** START OF DATA RECORDS **
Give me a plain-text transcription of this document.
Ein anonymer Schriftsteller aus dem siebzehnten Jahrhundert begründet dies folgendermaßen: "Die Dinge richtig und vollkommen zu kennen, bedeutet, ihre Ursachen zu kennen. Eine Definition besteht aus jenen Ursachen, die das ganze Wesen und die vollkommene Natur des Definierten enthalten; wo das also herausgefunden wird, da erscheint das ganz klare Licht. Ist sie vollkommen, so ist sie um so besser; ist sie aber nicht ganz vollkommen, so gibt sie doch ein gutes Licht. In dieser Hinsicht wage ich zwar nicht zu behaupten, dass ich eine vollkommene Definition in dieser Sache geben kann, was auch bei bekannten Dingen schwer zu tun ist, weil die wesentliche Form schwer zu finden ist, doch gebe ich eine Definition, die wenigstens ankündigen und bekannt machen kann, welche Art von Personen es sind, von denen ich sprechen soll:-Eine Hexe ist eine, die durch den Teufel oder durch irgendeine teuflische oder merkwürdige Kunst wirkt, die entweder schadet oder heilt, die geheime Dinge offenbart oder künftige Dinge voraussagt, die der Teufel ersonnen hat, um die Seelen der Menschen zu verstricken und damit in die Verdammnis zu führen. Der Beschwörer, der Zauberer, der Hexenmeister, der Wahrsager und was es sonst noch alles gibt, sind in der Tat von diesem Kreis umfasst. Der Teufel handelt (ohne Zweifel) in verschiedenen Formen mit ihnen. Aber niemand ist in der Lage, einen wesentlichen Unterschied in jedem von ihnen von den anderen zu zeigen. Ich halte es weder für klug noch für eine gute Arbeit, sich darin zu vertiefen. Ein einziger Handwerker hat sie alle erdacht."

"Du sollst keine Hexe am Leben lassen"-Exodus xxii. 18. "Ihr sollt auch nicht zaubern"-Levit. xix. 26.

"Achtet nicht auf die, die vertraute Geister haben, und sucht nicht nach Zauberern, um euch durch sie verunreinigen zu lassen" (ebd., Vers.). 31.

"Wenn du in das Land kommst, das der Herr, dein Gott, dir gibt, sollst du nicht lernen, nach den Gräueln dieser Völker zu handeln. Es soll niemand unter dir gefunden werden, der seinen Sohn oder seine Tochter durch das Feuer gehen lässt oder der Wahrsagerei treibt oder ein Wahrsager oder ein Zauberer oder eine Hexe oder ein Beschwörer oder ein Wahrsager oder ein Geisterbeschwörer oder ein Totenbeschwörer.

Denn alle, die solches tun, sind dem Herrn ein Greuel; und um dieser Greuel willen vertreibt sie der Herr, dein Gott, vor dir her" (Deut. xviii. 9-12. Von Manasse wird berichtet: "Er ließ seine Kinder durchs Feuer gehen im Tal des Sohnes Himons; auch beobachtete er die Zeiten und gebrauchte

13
** END OF DATA RECORDS **
From the entries above, extract every line where the word "gehen" appears.

● **WRITTEN ANSWER**
"Wenn du in das Land kommst, das der Herr, dein Gott, dir gibt, sollst du nicht lernen, nach den Gräueln dieser Völker zu handeln. Es soll niemand unter dir gefunden werden, der seinen Sohn oder seine Tochter durch das Feuer gehen lässt oder der Wahrsagerei treibt oder ein Wahrsager oder ein Zauberer oder eine Hexe oder ein Beschwörer oder ein Wahrsager oder ein Geisterbeschwörer oder ein Totenbeschwörer.
Denn alle, die solches tun, sind dem Herrn ein Greuel; und um dieser Greuel willen vertreibt sie der Herr, dein Gott, vor dir her" (Deut. xviii. 9-12. Von Manasse wird berichtet: "Er ließ seine Kinder durchs Feuer gehen im Tal des Sohnes Himons; auch beobachtete er die Zeiten und gebrauchte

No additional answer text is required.